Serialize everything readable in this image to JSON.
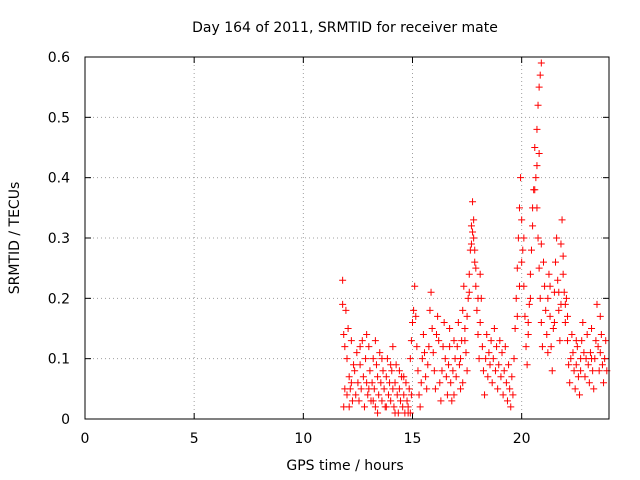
{
  "chart_data": {
    "type": "scatter",
    "title": "Day 164 of 2011, SRMTID for receiver mate",
    "xlabel": "GPS time / hours",
    "ylabel": "SRMTID / TECUs",
    "xlim": [
      0,
      24
    ],
    "ylim": [
      0,
      0.6
    ],
    "x_ticks": [
      0,
      5,
      10,
      15,
      20
    ],
    "x_tick_labels": [
      "0",
      "5",
      "10",
      "15",
      "20"
    ],
    "y_ticks": [
      0,
      0.1,
      0.2,
      0.3,
      0.4,
      0.5,
      0.6
    ],
    "y_tick_labels": [
      "0",
      "0.1",
      "0.2",
      "0.3",
      "0.4",
      "0.5",
      "0.6"
    ],
    "grid": true,
    "marker": "+",
    "marker_color": "#ff0000",
    "series": [
      {
        "name": "SRMTID",
        "points": [
          [
            11.8,
            0.23
          ],
          [
            11.8,
            0.19
          ],
          [
            11.85,
            0.14
          ],
          [
            11.9,
            0.12
          ],
          [
            11.95,
            0.18
          ],
          [
            12.0,
            0.1
          ],
          [
            12.05,
            0.15
          ],
          [
            12.1,
            0.07
          ],
          [
            12.15,
            0.05
          ],
          [
            12.2,
            0.13
          ],
          [
            12.25,
            0.03
          ],
          [
            12.3,
            0.09
          ],
          [
            11.85,
            0.02
          ],
          [
            11.9,
            0.05
          ],
          [
            12.0,
            0.04
          ],
          [
            12.1,
            0.02
          ],
          [
            12.2,
            0.06
          ],
          [
            12.35,
            0.08
          ],
          [
            12.4,
            0.04
          ],
          [
            12.45,
            0.11
          ],
          [
            12.5,
            0.06
          ],
          [
            12.55,
            0.03
          ],
          [
            12.6,
            0.09
          ],
          [
            12.65,
            0.05
          ],
          [
            12.7,
            0.13
          ],
          [
            12.75,
            0.07
          ],
          [
            12.8,
            0.02
          ],
          [
            12.85,
            0.1
          ],
          [
            12.9,
            0.06
          ],
          [
            12.95,
            0.04
          ],
          [
            13.0,
            0.12
          ],
          [
            13.05,
            0.08
          ],
          [
            13.1,
            0.03
          ],
          [
            13.15,
            0.06
          ],
          [
            13.2,
            0.1
          ],
          [
            13.25,
            0.05
          ],
          [
            13.3,
            0.02
          ],
          [
            13.35,
            0.09
          ],
          [
            13.4,
            0.07
          ],
          [
            13.45,
            0.04
          ],
          [
            13.5,
            0.11
          ],
          [
            13.55,
            0.06
          ],
          [
            13.6,
            0.03
          ],
          [
            13.65,
            0.08
          ],
          [
            13.7,
            0.05
          ],
          [
            13.75,
            0.02
          ],
          [
            13.8,
            0.07
          ],
          [
            13.85,
            0.1
          ],
          [
            13.9,
            0.04
          ],
          [
            13.95,
            0.06
          ],
          [
            14.0,
            0.03
          ],
          [
            14.05,
            0.08
          ],
          [
            14.1,
            0.05
          ],
          [
            14.15,
            0.02
          ],
          [
            14.2,
            0.06
          ],
          [
            14.25,
            0.09
          ],
          [
            14.3,
            0.04
          ],
          [
            14.35,
            0.01
          ],
          [
            14.4,
            0.05
          ],
          [
            14.45,
            0.03
          ],
          [
            14.5,
            0.07
          ],
          [
            14.55,
            0.02
          ],
          [
            14.6,
            0.04
          ],
          [
            14.65,
            0.01
          ],
          [
            14.7,
            0.06
          ],
          [
            14.75,
            0.03
          ],
          [
            14.8,
            0.02
          ],
          [
            14.85,
            0.05
          ],
          [
            14.9,
            0.01
          ],
          [
            14.95,
            0.04
          ],
          [
            13.0,
            0.05
          ],
          [
            13.2,
            0.03
          ],
          [
            13.4,
            0.01
          ],
          [
            13.6,
            0.1
          ],
          [
            13.8,
            0.02
          ],
          [
            14.0,
            0.09
          ],
          [
            14.2,
            0.01
          ],
          [
            14.4,
            0.08
          ],
          [
            14.6,
            0.07
          ],
          [
            14.8,
            0.01
          ],
          [
            12.6,
            0.12
          ],
          [
            12.9,
            0.14
          ],
          [
            13.3,
            0.13
          ],
          [
            14.1,
            0.12
          ],
          [
            14.9,
            0.1
          ],
          [
            14.95,
            0.13
          ],
          [
            15.0,
            0.16
          ],
          [
            15.05,
            0.18
          ],
          [
            15.1,
            0.22
          ],
          [
            15.15,
            0.17
          ],
          [
            15.2,
            0.12
          ],
          [
            15.25,
            0.08
          ],
          [
            15.3,
            0.04
          ],
          [
            15.35,
            0.02
          ],
          [
            15.4,
            0.06
          ],
          [
            15.45,
            0.1
          ],
          [
            15.5,
            0.14
          ],
          [
            15.55,
            0.11
          ],
          [
            15.6,
            0.07
          ],
          [
            15.65,
            0.05
          ],
          [
            15.7,
            0.09
          ],
          [
            15.75,
            0.12
          ],
          [
            15.8,
            0.18
          ],
          [
            15.85,
            0.21
          ],
          [
            15.9,
            0.15
          ],
          [
            15.95,
            0.11
          ],
          [
            16.0,
            0.08
          ],
          [
            16.05,
            0.05
          ],
          [
            16.1,
            0.14
          ],
          [
            16.15,
            0.17
          ],
          [
            16.2,
            0.13
          ],
          [
            16.25,
            0.06
          ],
          [
            16.3,
            0.03
          ],
          [
            16.35,
            0.08
          ],
          [
            16.4,
            0.12
          ],
          [
            16.45,
            0.16
          ],
          [
            16.5,
            0.1
          ],
          [
            16.55,
            0.07
          ],
          [
            16.6,
            0.04
          ],
          [
            16.65,
            0.09
          ],
          [
            16.7,
            0.12
          ],
          [
            16.75,
            0.06
          ],
          [
            16.8,
            0.03
          ],
          [
            16.85,
            0.08
          ],
          [
            16.9,
            0.13
          ],
          [
            16.95,
            0.1
          ],
          [
            17.0,
            0.07
          ],
          [
            17.05,
            0.12
          ],
          [
            17.1,
            0.16
          ],
          [
            17.15,
            0.09
          ],
          [
            17.2,
            0.05
          ],
          [
            17.25,
            0.13
          ],
          [
            17.3,
            0.18
          ],
          [
            17.35,
            0.22
          ],
          [
            17.4,
            0.15
          ],
          [
            17.45,
            0.11
          ],
          [
            17.5,
            0.08
          ],
          [
            17.55,
            0.2
          ],
          [
            17.6,
            0.24
          ],
          [
            17.65,
            0.28
          ],
          [
            17.7,
            0.32
          ],
          [
            17.75,
            0.36
          ],
          [
            17.8,
            0.3
          ],
          [
            17.85,
            0.26
          ],
          [
            17.9,
            0.22
          ],
          [
            17.95,
            0.18
          ],
          [
            18.0,
            0.14
          ],
          [
            18.05,
            0.1
          ],
          [
            18.1,
            0.16
          ],
          [
            18.15,
            0.2
          ],
          [
            18.2,
            0.12
          ],
          [
            18.25,
            0.08
          ],
          [
            18.3,
            0.04
          ],
          [
            18.35,
            0.1
          ],
          [
            18.4,
            0.14
          ],
          [
            18.45,
            0.07
          ],
          [
            18.5,
            0.11
          ],
          [
            18.55,
            0.09
          ],
          [
            18.6,
            0.13
          ],
          [
            18.65,
            0.06
          ],
          [
            18.7,
            0.1
          ],
          [
            18.75,
            0.15
          ],
          [
            18.8,
            0.08
          ],
          [
            18.85,
            0.12
          ],
          [
            18.9,
            0.05
          ],
          [
            18.95,
            0.09
          ],
          [
            17.7,
            0.29
          ],
          [
            17.75,
            0.31
          ],
          [
            17.8,
            0.33
          ],
          [
            17.85,
            0.28
          ],
          [
            17.9,
            0.25
          ],
          [
            17.6,
            0.21
          ],
          [
            17.5,
            0.17
          ],
          [
            17.4,
            0.13
          ],
          [
            18.0,
            0.2
          ],
          [
            18.1,
            0.24
          ],
          [
            17.2,
            0.1
          ],
          [
            17.3,
            0.06
          ],
          [
            16.9,
            0.04
          ],
          [
            16.7,
            0.15
          ],
          [
            19.0,
            0.13
          ],
          [
            19.05,
            0.07
          ],
          [
            19.1,
            0.11
          ],
          [
            19.15,
            0.04
          ],
          [
            19.2,
            0.08
          ],
          [
            19.25,
            0.12
          ],
          [
            19.3,
            0.06
          ],
          [
            19.35,
            0.03
          ],
          [
            19.4,
            0.09
          ],
          [
            19.45,
            0.05
          ],
          [
            19.5,
            0.02
          ],
          [
            19.55,
            0.07
          ],
          [
            19.6,
            0.04
          ],
          [
            19.65,
            0.1
          ],
          [
            19.7,
            0.15
          ],
          [
            19.75,
            0.2
          ],
          [
            19.8,
            0.25
          ],
          [
            19.85,
            0.3
          ],
          [
            19.9,
            0.35
          ],
          [
            19.95,
            0.4
          ],
          [
            20.0,
            0.33
          ],
          [
            20.05,
            0.28
          ],
          [
            20.1,
            0.22
          ],
          [
            20.15,
            0.17
          ],
          [
            20.2,
            0.12
          ],
          [
            20.25,
            0.09
          ],
          [
            20.3,
            0.14
          ],
          [
            20.35,
            0.19
          ],
          [
            20.4,
            0.24
          ],
          [
            20.45,
            0.28
          ],
          [
            20.5,
            0.32
          ],
          [
            20.55,
            0.38
          ],
          [
            20.6,
            0.45
          ],
          [
            20.65,
            0.4
          ],
          [
            20.7,
            0.35
          ],
          [
            20.75,
            0.3
          ],
          [
            20.8,
            0.25
          ],
          [
            20.85,
            0.2
          ],
          [
            20.9,
            0.16
          ],
          [
            20.95,
            0.12
          ],
          [
            20.7,
            0.48
          ],
          [
            20.75,
            0.52
          ],
          [
            20.8,
            0.55
          ],
          [
            20.85,
            0.57
          ],
          [
            20.9,
            0.59
          ],
          [
            20.8,
            0.44
          ],
          [
            20.7,
            0.42
          ],
          [
            20.6,
            0.38
          ],
          [
            20.5,
            0.35
          ],
          [
            20.9,
            0.29
          ],
          [
            20.4,
            0.2
          ],
          [
            20.3,
            0.16
          ],
          [
            19.8,
            0.17
          ],
          [
            19.9,
            0.22
          ],
          [
            20.0,
            0.26
          ],
          [
            20.1,
            0.3
          ],
          [
            21.0,
            0.26
          ],
          [
            21.05,
            0.22
          ],
          [
            21.1,
            0.18
          ],
          [
            21.15,
            0.14
          ],
          [
            21.2,
            0.2
          ],
          [
            21.25,
            0.24
          ],
          [
            21.3,
            0.17
          ],
          [
            21.35,
            0.12
          ],
          [
            21.4,
            0.08
          ],
          [
            21.45,
            0.15
          ],
          [
            21.5,
            0.21
          ],
          [
            21.55,
            0.26
          ],
          [
            21.6,
            0.3
          ],
          [
            21.65,
            0.23
          ],
          [
            21.7,
            0.18
          ],
          [
            21.75,
            0.13
          ],
          [
            21.8,
            0.19
          ],
          [
            21.85,
            0.33
          ],
          [
            21.9,
            0.27
          ],
          [
            21.95,
            0.21
          ],
          [
            22.0,
            0.16
          ],
          [
            22.05,
            0.2
          ],
          [
            22.1,
            0.13
          ],
          [
            22.15,
            0.09
          ],
          [
            22.2,
            0.06
          ],
          [
            22.25,
            0.1
          ],
          [
            22.3,
            0.14
          ],
          [
            22.35,
            0.11
          ],
          [
            22.4,
            0.08
          ],
          [
            22.45,
            0.05
          ],
          [
            22.5,
            0.09
          ],
          [
            22.55,
            0.12
          ],
          [
            22.6,
            0.07
          ],
          [
            22.65,
            0.04
          ],
          [
            22.7,
            0.08
          ],
          [
            22.75,
            0.13
          ],
          [
            22.8,
            0.16
          ],
          [
            22.85,
            0.11
          ],
          [
            22.9,
            0.07
          ],
          [
            22.95,
            0.1
          ],
          [
            23.0,
            0.14
          ],
          [
            23.05,
            0.09
          ],
          [
            23.1,
            0.06
          ],
          [
            23.15,
            0.11
          ],
          [
            23.2,
            0.15
          ],
          [
            23.25,
            0.08
          ],
          [
            23.3,
            0.05
          ],
          [
            23.35,
            0.1
          ],
          [
            23.4,
            0.13
          ],
          [
            23.45,
            0.19
          ],
          [
            23.5,
            0.12
          ],
          [
            23.55,
            0.08
          ],
          [
            23.6,
            0.11
          ],
          [
            23.65,
            0.14
          ],
          [
            23.7,
            0.09
          ],
          [
            23.75,
            0.06
          ],
          [
            23.8,
            0.1
          ],
          [
            23.85,
            0.13
          ],
          [
            23.9,
            0.08
          ],
          [
            21.9,
            0.24
          ],
          [
            21.8,
            0.29
          ],
          [
            21.7,
            0.21
          ],
          [
            22.0,
            0.19
          ],
          [
            22.1,
            0.17
          ],
          [
            21.5,
            0.16
          ],
          [
            21.3,
            0.22
          ],
          [
            21.2,
            0.11
          ],
          [
            22.5,
            0.13
          ],
          [
            22.7,
            0.1
          ],
          [
            23.2,
            0.1
          ],
          [
            23.6,
            0.17
          ]
        ]
      }
    ]
  }
}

○ ○ ○ ○

## Aim of the exercise
Go through the lines above. Select every one that has the string "SRMTID".

## Output for this task
    "title": "Day 164 of 2011, SRMTID for receiver mate",
    "ylabel": "SRMTID / TECUs",
        "name": "SRMTID",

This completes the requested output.